■ What you should do: Find how many lines in the data below include the word "content", then write only that number.

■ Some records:
---------------

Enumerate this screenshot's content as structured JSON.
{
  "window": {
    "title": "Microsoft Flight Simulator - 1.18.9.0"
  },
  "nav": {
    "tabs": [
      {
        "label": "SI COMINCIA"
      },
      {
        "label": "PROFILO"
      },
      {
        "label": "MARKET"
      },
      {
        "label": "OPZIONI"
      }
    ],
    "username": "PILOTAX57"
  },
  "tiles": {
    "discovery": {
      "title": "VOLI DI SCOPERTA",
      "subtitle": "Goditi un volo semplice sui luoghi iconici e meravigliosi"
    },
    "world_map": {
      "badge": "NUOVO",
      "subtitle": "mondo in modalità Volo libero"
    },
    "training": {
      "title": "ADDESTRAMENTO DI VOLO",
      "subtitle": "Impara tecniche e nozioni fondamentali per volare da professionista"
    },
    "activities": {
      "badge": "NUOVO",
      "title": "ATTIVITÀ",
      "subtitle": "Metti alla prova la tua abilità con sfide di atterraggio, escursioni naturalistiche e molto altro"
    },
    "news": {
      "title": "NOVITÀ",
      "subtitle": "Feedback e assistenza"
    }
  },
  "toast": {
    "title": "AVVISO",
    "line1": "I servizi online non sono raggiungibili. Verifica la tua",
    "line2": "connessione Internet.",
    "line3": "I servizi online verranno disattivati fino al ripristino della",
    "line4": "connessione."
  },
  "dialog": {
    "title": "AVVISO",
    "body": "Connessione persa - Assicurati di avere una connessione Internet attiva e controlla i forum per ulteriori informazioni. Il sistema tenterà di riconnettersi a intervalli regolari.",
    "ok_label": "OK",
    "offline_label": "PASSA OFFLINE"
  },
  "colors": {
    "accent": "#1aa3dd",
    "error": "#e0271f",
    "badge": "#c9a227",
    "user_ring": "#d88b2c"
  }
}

---------------

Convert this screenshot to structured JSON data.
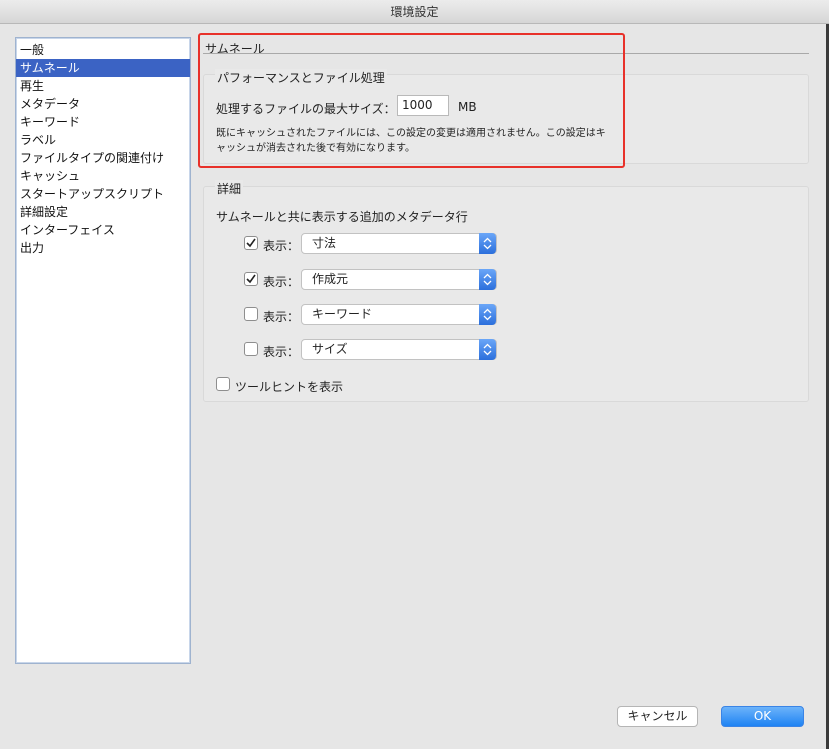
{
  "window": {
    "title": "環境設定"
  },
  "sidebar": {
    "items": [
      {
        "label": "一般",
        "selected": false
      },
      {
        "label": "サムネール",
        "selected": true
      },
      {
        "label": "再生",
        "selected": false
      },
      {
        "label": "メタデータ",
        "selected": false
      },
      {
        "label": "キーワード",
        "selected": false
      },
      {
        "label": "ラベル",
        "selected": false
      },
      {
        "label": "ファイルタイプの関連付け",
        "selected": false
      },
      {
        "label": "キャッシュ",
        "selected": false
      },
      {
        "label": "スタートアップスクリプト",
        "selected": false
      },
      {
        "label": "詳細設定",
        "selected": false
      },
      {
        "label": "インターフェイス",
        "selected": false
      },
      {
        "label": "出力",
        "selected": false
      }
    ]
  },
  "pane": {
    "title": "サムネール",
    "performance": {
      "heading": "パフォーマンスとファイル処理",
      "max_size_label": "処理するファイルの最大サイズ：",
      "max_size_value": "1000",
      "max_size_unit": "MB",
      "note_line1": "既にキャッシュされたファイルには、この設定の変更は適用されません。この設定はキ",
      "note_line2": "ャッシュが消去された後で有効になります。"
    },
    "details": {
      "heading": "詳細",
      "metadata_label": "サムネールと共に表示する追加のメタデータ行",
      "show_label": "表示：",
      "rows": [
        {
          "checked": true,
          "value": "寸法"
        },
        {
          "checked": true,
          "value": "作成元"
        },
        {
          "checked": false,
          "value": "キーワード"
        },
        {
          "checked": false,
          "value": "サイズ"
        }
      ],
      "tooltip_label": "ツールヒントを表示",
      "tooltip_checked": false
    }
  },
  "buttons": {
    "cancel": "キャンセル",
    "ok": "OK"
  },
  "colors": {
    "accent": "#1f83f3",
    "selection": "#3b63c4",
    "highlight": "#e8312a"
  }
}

---------------

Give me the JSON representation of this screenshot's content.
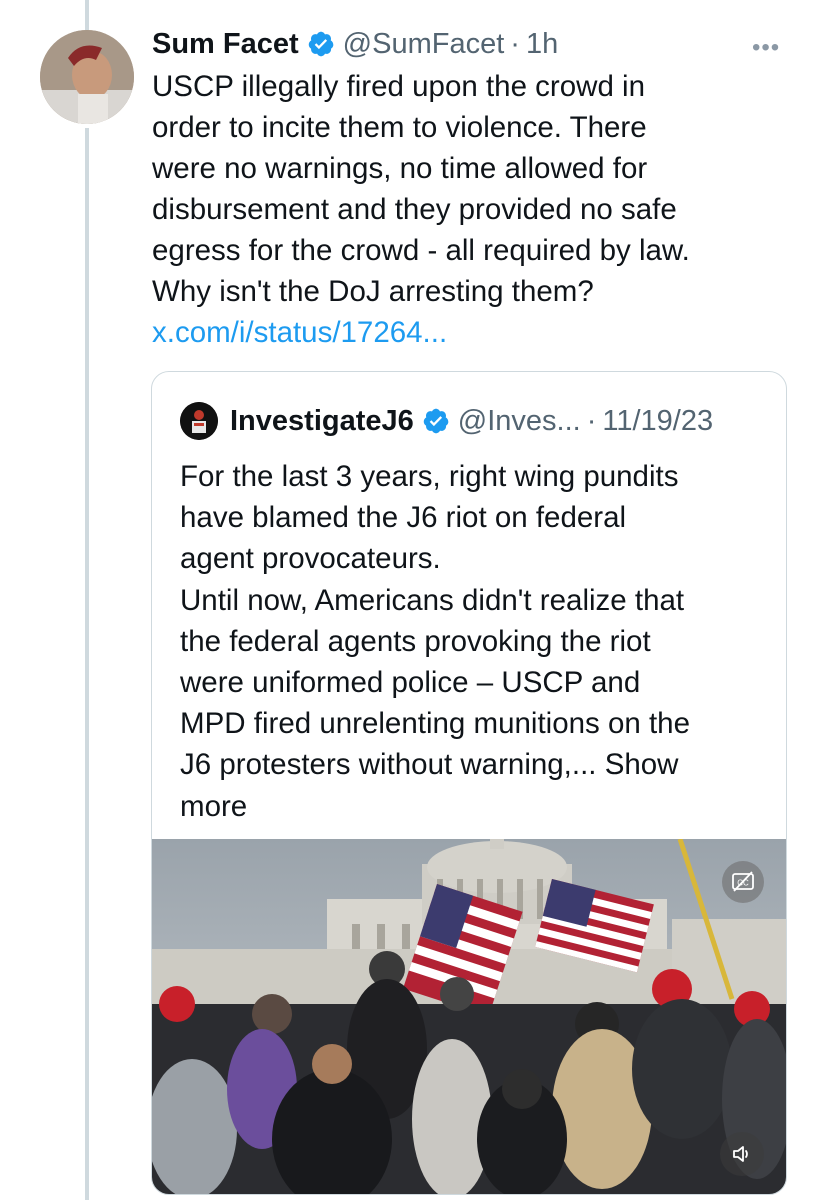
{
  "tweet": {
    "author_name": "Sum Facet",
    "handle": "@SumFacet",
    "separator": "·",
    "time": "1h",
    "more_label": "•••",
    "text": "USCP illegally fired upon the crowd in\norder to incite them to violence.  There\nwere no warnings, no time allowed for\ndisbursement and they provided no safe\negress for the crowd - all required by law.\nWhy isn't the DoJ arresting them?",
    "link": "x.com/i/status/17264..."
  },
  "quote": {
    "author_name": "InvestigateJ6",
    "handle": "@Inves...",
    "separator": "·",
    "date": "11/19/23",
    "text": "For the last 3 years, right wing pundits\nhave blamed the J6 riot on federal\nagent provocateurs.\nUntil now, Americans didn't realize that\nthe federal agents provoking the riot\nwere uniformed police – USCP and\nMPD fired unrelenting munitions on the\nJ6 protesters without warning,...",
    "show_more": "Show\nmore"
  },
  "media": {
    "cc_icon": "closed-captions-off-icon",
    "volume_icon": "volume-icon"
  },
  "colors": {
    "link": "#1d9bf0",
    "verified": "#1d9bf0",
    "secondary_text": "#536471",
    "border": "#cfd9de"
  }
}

---------------

■ Solved problem: 2